### GIVEN REQUEST
Which lines include the word "After"? Copy each of them.

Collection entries
——————————

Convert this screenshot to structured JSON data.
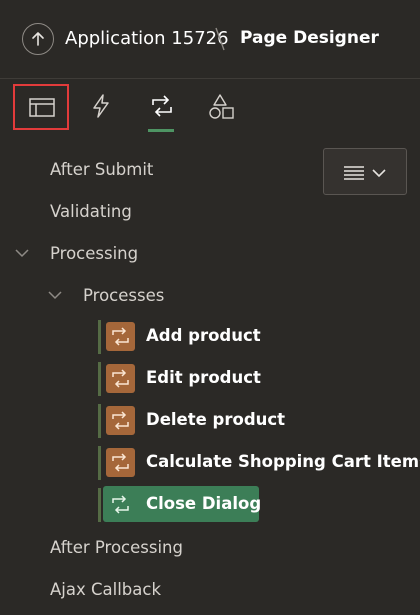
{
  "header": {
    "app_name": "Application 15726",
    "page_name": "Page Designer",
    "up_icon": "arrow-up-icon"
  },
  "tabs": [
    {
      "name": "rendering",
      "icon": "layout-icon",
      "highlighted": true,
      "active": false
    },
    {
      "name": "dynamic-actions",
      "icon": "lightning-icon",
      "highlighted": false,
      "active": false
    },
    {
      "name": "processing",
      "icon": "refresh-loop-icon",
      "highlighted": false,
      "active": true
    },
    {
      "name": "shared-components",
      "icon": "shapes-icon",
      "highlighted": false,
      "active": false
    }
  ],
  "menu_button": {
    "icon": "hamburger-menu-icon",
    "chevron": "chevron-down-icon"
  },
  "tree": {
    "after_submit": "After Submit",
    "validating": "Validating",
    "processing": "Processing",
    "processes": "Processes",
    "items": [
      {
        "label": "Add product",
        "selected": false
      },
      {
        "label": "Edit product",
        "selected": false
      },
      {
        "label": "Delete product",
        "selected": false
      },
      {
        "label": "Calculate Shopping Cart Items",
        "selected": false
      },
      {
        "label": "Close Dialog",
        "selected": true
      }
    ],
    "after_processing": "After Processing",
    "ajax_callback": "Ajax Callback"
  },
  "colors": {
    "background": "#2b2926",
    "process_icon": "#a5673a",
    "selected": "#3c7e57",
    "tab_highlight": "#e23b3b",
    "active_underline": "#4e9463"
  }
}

——————————

### EXERCISE RESPONSE
    "after_submit": "After Submit",
    "after_processing": "After Processing",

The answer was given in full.